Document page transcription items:
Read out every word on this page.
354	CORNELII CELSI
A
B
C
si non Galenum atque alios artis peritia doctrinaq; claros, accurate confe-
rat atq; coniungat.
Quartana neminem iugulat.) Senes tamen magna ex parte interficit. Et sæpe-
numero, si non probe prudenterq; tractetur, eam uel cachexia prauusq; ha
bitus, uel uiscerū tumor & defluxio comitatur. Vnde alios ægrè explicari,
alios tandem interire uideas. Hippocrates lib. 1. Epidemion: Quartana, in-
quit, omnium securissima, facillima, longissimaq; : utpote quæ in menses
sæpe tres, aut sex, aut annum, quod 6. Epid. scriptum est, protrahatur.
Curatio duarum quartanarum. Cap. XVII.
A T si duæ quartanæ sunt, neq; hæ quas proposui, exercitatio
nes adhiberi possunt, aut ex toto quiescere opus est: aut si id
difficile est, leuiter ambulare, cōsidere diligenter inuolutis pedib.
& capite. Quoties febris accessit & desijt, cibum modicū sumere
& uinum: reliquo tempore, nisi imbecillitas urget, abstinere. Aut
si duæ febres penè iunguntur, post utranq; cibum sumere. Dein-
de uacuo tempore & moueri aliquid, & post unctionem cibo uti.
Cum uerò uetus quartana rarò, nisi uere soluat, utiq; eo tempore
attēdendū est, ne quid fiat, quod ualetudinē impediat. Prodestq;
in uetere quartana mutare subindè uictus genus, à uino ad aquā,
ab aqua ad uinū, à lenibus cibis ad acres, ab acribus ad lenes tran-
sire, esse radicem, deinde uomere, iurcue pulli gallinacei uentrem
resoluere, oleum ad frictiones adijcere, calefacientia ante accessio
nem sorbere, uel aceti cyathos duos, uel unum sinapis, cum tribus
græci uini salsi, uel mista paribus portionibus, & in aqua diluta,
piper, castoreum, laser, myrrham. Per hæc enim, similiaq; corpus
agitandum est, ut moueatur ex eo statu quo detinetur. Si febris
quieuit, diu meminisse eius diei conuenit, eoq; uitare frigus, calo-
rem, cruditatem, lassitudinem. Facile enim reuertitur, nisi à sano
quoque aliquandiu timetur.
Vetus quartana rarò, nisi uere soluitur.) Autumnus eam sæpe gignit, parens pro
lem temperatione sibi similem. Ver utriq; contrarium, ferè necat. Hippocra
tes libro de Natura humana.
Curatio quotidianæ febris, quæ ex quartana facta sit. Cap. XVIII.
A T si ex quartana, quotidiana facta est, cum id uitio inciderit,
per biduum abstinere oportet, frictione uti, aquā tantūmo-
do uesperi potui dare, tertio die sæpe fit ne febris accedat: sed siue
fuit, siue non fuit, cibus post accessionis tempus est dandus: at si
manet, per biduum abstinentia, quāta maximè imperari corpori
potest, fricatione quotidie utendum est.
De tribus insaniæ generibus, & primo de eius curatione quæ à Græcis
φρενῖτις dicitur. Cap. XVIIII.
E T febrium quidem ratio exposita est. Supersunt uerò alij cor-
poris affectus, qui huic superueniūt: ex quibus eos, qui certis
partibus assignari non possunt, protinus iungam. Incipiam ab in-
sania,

→ EXERCISE GOAL
Take every line above where "cibum" appears and copy it.

→ YOUR RESPONSE
& capite. Quoties febris accessit & desijt, cibum modicū sumere
si duæ febres penè iunguntur, post utranq; cibum sumere. Dein-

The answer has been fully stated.